Wednesday, June 15, 2011

Why I'm not a Perfect Mom



(Reason 1265 I'm not a Perfect Mom, I love taking and posting pictures like this of my kiddos)

I had a totally different post in mind today, but after this morning's breakfast routine, I found myself wanting to steer today's post in a new direction...

Why I am not a member of the "Perfect Mom Club"....

Now I'm not sure if the reason for me airing my "mommy dirty laundry" is to just express it out loud, and get it off my chest, or to maybe get some validation that I'm not the only one who is denied membership of being a Perfect Mom....

This morning was a PERFECT example of my far from perfect status...

Did I give my child Chocolate pudding at breakfast....as a bribe for him to eat his fruit? Guilty as charged.....

Have I used Elmo and Dora as unpaid babysitters a few times, so I could fold a load of laundry or empty the dishwasher? I have.....

Have I succumbed to a fit of laughter in front of my son, when I should have been discipling him for covering with an entire bag of flour.....I bow my head in shame....

Have I lost my temper a time or two, and yelled when I should have counted to 10......10 times.....YES YES YES.....

After having forgotten to refill the diapers in the diaper bag, have I stuffed my sons pants with T.P. in a poor attempt at being McGyver? You Can Read That Story HERE

Do I try EVERY Day to be the best mom and wife I can? Absolutely!

───

→ **DIRECTIONS FOR THIS TASK**
Please transcribe the passage of the blog post on not being a perfect mom that begins with the words "(Reason 1265 I'm" and ends with "dishwasher? I have.....", word for word.

→ **STORED RECORDS**
───

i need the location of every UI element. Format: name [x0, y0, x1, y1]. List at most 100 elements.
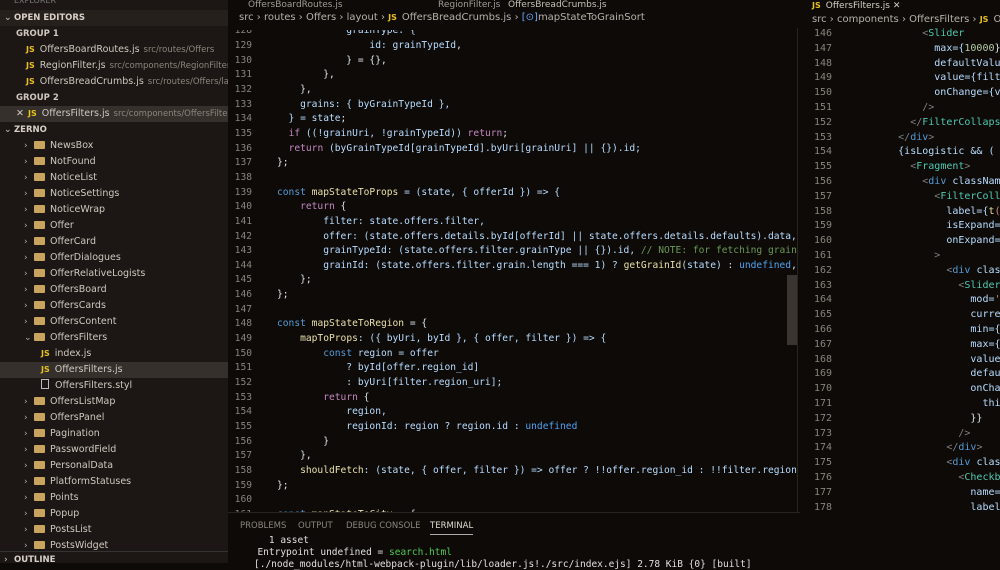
folder-item[interactable]: ›Points — [0, 490, 228, 506]
folder-item[interactable]: ›PostsList — [0, 522, 228, 538]
line-number: 170 — [798, 383, 832, 394]
breadcrumb-symbol[interactable]: mapStateToGrainSort — [538, 12, 645, 23]
chevron-right-icon: › — [24, 266, 34, 282]
section-project[interactable]: ⌄ZERNO — [0, 122, 228, 138]
line-number: 143 — [228, 245, 252, 256]
folder-item[interactable]: ›Pagination — [0, 426, 228, 442]
folder-item[interactable]: ›OffersContent — [0, 314, 228, 330]
code-token: } — [995, 43, 1000, 54]
code-token: grainTypeId: (state.offers.filter.grainT… — [277, 245, 641, 256]
tab-debug-console[interactable]: DEBUG CONSOLE — [346, 521, 420, 531]
open-editor-item[interactable]: JSRegionFilter.jssrc/components/RegionFi… — [0, 58, 228, 74]
folder-item[interactable]: ›OffersPanel — [0, 410, 228, 426]
tab-problems[interactable]: PROBLEMS — [240, 521, 286, 531]
section-label: OPEN EDITORS — [14, 13, 85, 23]
breadcrumb-item[interactable]: src — [812, 14, 827, 25]
line-number: 176 — [798, 472, 832, 483]
breadcrumb-file[interactable]: Of — [993, 14, 1000, 25]
folder-item[interactable]: ›NoticeWrap — [0, 202, 228, 218]
code-line: defaultValue — [850, 58, 1000, 69]
folder-icon — [34, 269, 45, 277]
chevron-right-icon: › — [24, 458, 34, 474]
code-token: < — [850, 28, 928, 39]
file-item[interactable]: JSOffersFilters.js — [0, 362, 228, 378]
code-line: label={t(' — [850, 206, 1000, 217]
folder-item[interactable]: ›OfferCard — [0, 234, 228, 250]
close-icon[interactable]: ✕ — [0, 108, 24, 119]
breadcrumb-item[interactable]: OffersFilters — [909, 14, 969, 25]
folder-item[interactable]: ›Popup — [0, 506, 228, 522]
breadcrumb-item[interactable]: src — [239, 12, 254, 23]
section-open-editors[interactable]: ⌄OPEN EDITORS — [0, 10, 228, 26]
folder-item[interactable]: ›OfferDialogues — [0, 250, 228, 266]
file-name: OffersFilters.js — [42, 108, 110, 119]
group-2-header[interactable]: GROUP 2 — [0, 90, 228, 106]
js-file-icon: JS — [812, 1, 821, 10]
file-path: src/routes/Offers/la... — [148, 77, 228, 87]
code-line: grainTypeId: (state.offers.filter.grainT… — [277, 245, 797, 256]
folder-item[interactable]: ›NotFound — [0, 154, 228, 170]
folder-item[interactable]: ⌄OffersFilters — [0, 330, 228, 346]
group-1-header[interactable]: GROUP 1 — [0, 26, 228, 42]
chevron-right-icon: › — [24, 426, 34, 442]
line-number: 175 — [798, 457, 832, 468]
breadcrumb-item[interactable]: routes — [264, 12, 296, 23]
folder-item[interactable]: ›OffersBoard — [0, 282, 228, 298]
js-file-icon: JS — [388, 13, 397, 22]
tab-offers-board-routes[interactable]: OffersBoardRoutes.js — [248, 0, 343, 11]
file-item[interactable]: OffersFilters.styl — [0, 378, 228, 394]
breadcrumb-item[interactable]: Offers — [306, 12, 336, 23]
folder-item[interactable]: ›OfferRelativeLogists — [0, 266, 228, 282]
code-token: const — [277, 187, 306, 198]
line-number: 156 — [228, 436, 252, 447]
folder-icon — [34, 477, 45, 485]
code-token: grains: { byGrainTypeId }, — [277, 99, 450, 110]
folder-item[interactable]: ›PersonalData — [0, 458, 228, 474]
folder-item[interactable]: ›NoticeList — [0, 170, 228, 186]
folder-icon — [34, 429, 45, 437]
tab-offers-filters[interactable]: JSOffersFilters.js ✕ — [812, 0, 900, 12]
chevron-right-icon: › — [24, 410, 34, 426]
open-editor-item[interactable]: JSOffersBreadCrumbs.jssrc/routes/Offers/… — [0, 74, 228, 90]
file-item[interactable]: JSindex.js — [0, 346, 228, 362]
folder-item[interactable]: ›PlatformStatuses — [0, 474, 228, 490]
tab-output[interactable]: OUTPUT — [298, 521, 333, 531]
breadcrumb-item[interactable]: layout — [347, 12, 378, 23]
folder-item[interactable]: ›Offer — [0, 218, 228, 234]
breadcrumb-file[interactable]: OffersBreadCrumbs.js — [402, 12, 512, 23]
tab-region-filter[interactable]: RegionFilter.js — [438, 0, 500, 11]
editor-scrollbar[interactable] — [787, 275, 797, 345]
code-token: }; — [277, 480, 289, 491]
code-editor-right[interactable]: 146 <Slider147 max={10000}148 defaultVal… — [797, 28, 1000, 515]
breadcrumb-right: src › components › OffersFilters › JSOf — [812, 14, 1000, 25]
code-token: Slider — [964, 280, 1000, 291]
line-number: 160 — [798, 235, 832, 246]
section-outline[interactable]: ›OUTLINE — [0, 551, 228, 567]
tab-terminal[interactable]: TERMINAL — [430, 521, 473, 535]
code-editor-left[interactable]: 128 grainType: {129 id: grainTypeId,130 … — [228, 30, 797, 512]
terminal-link[interactable]: search.html — [389, 547, 452, 558]
folder-item[interactable]: ›OffersListMap — [0, 394, 228, 410]
folder-item[interactable]: ›PasswordField — [0, 442, 228, 458]
line-number: 158 — [798, 206, 832, 217]
code-token: const — [277, 318, 306, 329]
folder-item[interactable]: ›NoticeSettings — [0, 186, 228, 202]
code-token: classN — [970, 457, 1000, 468]
folder-item[interactable]: ›NewsBox — [0, 138, 228, 154]
section-label: OUTLINE — [14, 555, 55, 565]
code-line: }; — [277, 480, 289, 491]
file-name: index.js — [55, 348, 92, 359]
tab-offers-breadcrumbs[interactable]: OffersBreadCrumbs.js — [508, 0, 607, 11]
open-editor-item[interactable]: JSOffersBoardRoutes.jssrc/routes/Offers — [0, 42, 228, 58]
close-icon[interactable]: ✕ — [893, 1, 901, 11]
breadcrumb-item[interactable]: components — [837, 14, 899, 25]
line-number: 169 — [798, 368, 832, 379]
code-token: </ — [850, 132, 910, 143]
code-line: {isLogistic && ( — [850, 146, 995, 157]
folder-name: OffersBoard — [50, 284, 107, 295]
open-editor-item[interactable]: ✕JSOffersFilters.jssrc/components/Offers… — [0, 106, 228, 122]
line-number: 153 — [228, 392, 252, 403]
folder-item[interactable]: ›OffersCards — [0, 298, 228, 314]
explorer-sidebar: EXPLORER⌄OPEN EDITORSGROUP 1JSOffersBoar… — [0, 0, 228, 563]
line-number: 172 — [798, 413, 832, 424]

───

→ **RESULT**
(Reason 1265 I'm not a Perfect Mom, I love taking and posting pictures like this of my kiddos)

I had a totally different post in mind today, but after this morning's breakfast routine, I found myself wanting to steer today's post in a new direction...

Why I am not a member of the "Perfect Mom Club"....

Now I'm not sure if the reason for me airing my "mommy dirty laundry" is to just express it out loud, and get it off my chest, or to maybe get some validation that I'm not the only one who is denied membership of being a Perfect Mom....

This morning was a PERFECT example of my far from perfect status...

Did I give my child Chocolate pudding at breakfast....as a bribe for him to eat his fruit? Guilty as charged.....

Have I used Elmo and Dora as unpaid babysitters a few times, so I could fold a load of laundry or empty the dishwasher? I have.....